Job A:
Output the records as a numbered list, skipping blank lines, covering the stretch from the first line of the records through the line containing "domain-type: (Domain): [290, 124, 349, 140]".
— BEGIN Document passage —
All of lore.kernel.org
 help / color / mirror / Atom feed
From: Joseph Qi <joseph.qi@linux.alibaba.com>
To: Heming Zhao <heming.zhao@suse.com>
Cc: ocfs2-devel@lists.linux.dev, linux-kernel@vger.kernel.org,
	Jan Kara <jack@suse.cz>,
	glass.su@suse.com
Subject: Re: [PATCH v2 1/1] ocfs2: split transactions in dio completion to avoid credit exhaustion
Date: Thu, 19 Mar 2026 09:53:16 +0800	[thread overview]
Message-ID: <a108b18a-e27e-424c-80f1-c19ea2c30685@linux.alibaba.com> (raw)
In-Reply-To: <x7tv6dzqhiwcvld2cct4olou5oioeis5k4nlpr6oglpch2skvr@duochardclqx>



On 3/18/26 2:40 PM, Heming Zhao wrote:
> On Fri, Mar 13, 2026 at 12:53:32PM +0800, Joseph Qi wrote:
>>
>>
>> On 3/13/26 11:17 AM, Heming Zhao wrote:
>>> On Fri, Mar 13, 2026 at 10:04:11AM +0800, Joseph Qi wrote:
>>>> Almost looks fine, minor updates below.
>>>>
>>>> On 3/13/26 12:27 AM, Heming Zhao wrote:
>>>>> During ocfs2 dio operations, JBD2 may report warnings via following call trace:
>>>>> ocfs2_dio_end_io_write
>>>>>  ocfs2_mark_extent_written
>>>>>   ocfs2_change_extent_flag
>>>>>    ocfs2_split_extent
>>>>>     ocfs2_try_to_merge_extent
>>>>>      ocfs2_extend_rotate_transaction
>>>>>       ocfs2_extend_trans
>>>>>        jbd2__journal_restart
>>>>>         start_this_handle
>>>>>          output: JBD2: kworker/6:2 wants too many credits credits:5450 rsv_credits:0 max:5449
>>>>>
>>>>> To prevent exceeding the credits limit, modify ocfs2_dio_end_io_write() to
>>>>> handle each extent in a separate transaction.
— END Document passage —
— BEGIN Source material —
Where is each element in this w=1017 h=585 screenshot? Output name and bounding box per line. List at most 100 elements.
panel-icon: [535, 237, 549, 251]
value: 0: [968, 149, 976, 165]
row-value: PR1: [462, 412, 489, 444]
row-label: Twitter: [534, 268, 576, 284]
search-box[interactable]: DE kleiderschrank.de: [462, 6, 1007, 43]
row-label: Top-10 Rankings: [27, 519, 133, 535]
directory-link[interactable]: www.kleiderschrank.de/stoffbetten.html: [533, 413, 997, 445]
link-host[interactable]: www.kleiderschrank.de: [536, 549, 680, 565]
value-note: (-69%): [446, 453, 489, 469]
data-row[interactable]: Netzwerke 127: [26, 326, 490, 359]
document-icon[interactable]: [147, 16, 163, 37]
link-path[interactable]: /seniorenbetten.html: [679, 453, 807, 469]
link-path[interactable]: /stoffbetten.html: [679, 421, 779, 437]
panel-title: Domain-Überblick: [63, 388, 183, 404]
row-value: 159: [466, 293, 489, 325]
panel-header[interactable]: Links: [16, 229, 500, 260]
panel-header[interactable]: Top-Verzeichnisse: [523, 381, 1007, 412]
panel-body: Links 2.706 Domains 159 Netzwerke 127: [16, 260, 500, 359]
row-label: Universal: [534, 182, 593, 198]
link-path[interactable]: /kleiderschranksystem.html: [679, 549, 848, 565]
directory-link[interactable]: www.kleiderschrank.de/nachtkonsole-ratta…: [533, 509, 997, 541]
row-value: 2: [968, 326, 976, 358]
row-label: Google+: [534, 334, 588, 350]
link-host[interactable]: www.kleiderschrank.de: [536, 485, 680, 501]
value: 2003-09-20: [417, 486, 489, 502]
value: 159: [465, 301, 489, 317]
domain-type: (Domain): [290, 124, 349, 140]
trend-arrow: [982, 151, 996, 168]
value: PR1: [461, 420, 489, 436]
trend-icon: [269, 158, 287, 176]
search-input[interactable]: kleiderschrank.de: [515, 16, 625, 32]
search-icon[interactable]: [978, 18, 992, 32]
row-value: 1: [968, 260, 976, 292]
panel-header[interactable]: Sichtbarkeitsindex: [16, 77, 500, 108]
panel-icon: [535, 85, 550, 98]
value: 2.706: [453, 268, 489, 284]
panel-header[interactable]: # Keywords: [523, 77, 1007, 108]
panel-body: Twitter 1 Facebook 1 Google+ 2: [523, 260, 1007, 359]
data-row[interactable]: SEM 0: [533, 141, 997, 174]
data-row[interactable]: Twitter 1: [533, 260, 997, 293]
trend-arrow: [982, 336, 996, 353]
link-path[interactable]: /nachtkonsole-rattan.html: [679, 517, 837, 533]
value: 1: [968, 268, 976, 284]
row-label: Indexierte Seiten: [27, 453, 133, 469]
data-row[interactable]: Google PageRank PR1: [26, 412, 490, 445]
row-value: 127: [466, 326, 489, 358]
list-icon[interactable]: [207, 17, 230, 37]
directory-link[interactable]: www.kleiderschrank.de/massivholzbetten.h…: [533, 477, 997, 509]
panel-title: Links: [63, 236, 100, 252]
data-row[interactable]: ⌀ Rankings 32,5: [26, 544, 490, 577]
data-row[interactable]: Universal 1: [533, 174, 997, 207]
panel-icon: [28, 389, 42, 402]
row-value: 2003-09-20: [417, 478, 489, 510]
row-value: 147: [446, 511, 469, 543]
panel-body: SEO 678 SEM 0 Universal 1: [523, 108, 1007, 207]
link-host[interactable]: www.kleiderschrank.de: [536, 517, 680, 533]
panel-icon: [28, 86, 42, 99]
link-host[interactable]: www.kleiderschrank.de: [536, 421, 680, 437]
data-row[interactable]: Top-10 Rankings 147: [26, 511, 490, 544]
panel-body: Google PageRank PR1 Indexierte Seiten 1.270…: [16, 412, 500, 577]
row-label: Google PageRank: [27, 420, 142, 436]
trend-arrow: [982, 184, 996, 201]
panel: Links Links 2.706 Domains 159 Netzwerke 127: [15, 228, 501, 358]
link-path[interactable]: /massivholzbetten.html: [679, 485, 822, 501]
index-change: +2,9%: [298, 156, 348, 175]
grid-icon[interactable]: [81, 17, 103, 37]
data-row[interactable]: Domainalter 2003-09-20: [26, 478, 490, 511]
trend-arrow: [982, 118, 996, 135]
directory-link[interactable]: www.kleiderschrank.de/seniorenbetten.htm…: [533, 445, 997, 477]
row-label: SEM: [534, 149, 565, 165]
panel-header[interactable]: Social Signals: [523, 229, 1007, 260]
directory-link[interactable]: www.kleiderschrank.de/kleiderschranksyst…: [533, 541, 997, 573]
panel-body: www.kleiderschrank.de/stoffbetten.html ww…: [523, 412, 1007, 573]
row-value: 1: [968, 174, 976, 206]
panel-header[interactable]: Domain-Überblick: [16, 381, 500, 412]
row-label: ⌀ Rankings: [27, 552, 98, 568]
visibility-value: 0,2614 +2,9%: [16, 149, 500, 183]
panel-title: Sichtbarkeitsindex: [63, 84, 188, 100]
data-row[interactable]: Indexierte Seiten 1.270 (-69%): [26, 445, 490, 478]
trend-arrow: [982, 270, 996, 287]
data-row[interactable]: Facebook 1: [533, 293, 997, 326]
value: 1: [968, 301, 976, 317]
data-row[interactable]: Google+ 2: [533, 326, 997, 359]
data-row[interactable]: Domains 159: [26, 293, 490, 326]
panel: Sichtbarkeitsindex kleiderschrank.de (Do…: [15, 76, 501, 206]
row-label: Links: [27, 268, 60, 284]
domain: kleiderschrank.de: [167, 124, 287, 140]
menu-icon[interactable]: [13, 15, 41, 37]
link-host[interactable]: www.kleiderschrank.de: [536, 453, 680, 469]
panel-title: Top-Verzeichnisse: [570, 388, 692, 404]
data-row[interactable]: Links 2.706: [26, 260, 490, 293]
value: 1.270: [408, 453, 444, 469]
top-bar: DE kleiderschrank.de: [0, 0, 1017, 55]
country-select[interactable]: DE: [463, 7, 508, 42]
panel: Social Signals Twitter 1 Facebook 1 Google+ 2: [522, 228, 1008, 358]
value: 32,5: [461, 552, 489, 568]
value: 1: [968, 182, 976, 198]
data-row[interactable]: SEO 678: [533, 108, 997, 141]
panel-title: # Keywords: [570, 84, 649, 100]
— END Source material —
Job B:
Print the stretch of the ocfs2 patch thread from "On 3/18/26 2:40" through "minor updates below.".

Complete output A:
1. Where is each element in this w=1017 h=585 screenshot? Output name and bounding box per line. List at most 100 elements.
2. panel-icon: [535, 237, 549, 251]
3. value: 0: [968, 149, 976, 165]
4. row-value: PR1: [462, 412, 489, 444]
5. row-label: Twitter: [534, 268, 576, 284]
6. search-box[interactable]: DE kleiderschrank.de: [462, 6, 1007, 43]
7. row-label: Top-10 Rankings: [27, 519, 133, 535]
8. directory-link[interactable]: www.kleiderschrank.de/stoffbetten.html: [533, 413, 997, 445]
9. link-host[interactable]: www.kleiderschrank.de: [536, 549, 680, 565]
10. value-note: (-69%): [446, 453, 489, 469]
11. data-row[interactable]: Netzwerke 127: [26, 326, 490, 359]
12. document-icon[interactable]: [147, 16, 163, 37]
13. link-path[interactable]: /seniorenbetten.html: [679, 453, 807, 469]
14. link-path[interactable]: /stoffbetten.html: [679, 421, 779, 437]
15. panel-title: Domain-Überblick: [63, 388, 183, 404]
16. row-value: 159: [466, 293, 489, 325]
17. panel-header[interactable]: Links: [16, 229, 500, 260]
18. panel-header[interactable]: Top-Verzeichnisse: [523, 381, 1007, 412]
19. panel-body: Links 2.706 Domains 159 Netzwerke 127: [16, 260, 500, 359]
20. row-label: Universal: [534, 182, 593, 198]
21. link-path[interactable]: /kleiderschranksystem.html: [679, 549, 848, 565]
22. directory-link[interactable]: www.kleiderschrank.de/nachtkonsole-ratta…: [533, 509, 997, 541]
23. row-value: 2: [968, 326, 976, 358]
24. row-label: Google+: [534, 334, 588, 350]
25. link-host[interactable]: www.kleiderschrank.de: [536, 485, 680, 501]
26. value: 2003-09-20: [417, 486, 489, 502]
27. value: 159: [465, 301, 489, 317]
28. domain-type: (Domain): [290, 124, 349, 140]

Complete output B:
On 3/18/26 2:40 PM, Heming Zhao wrote:
> On Fri, Mar 13, 2026 at 12:53:32PM +0800, Joseph Qi wrote:
>>
>>
>> On 3/13/26 11:17 AM, Heming Zhao wrote:
>>> On Fri, Mar 13, 2026 at 10:04:11AM +0800, Joseph Qi wrote:
>>>> Almost looks fine, minor updates below.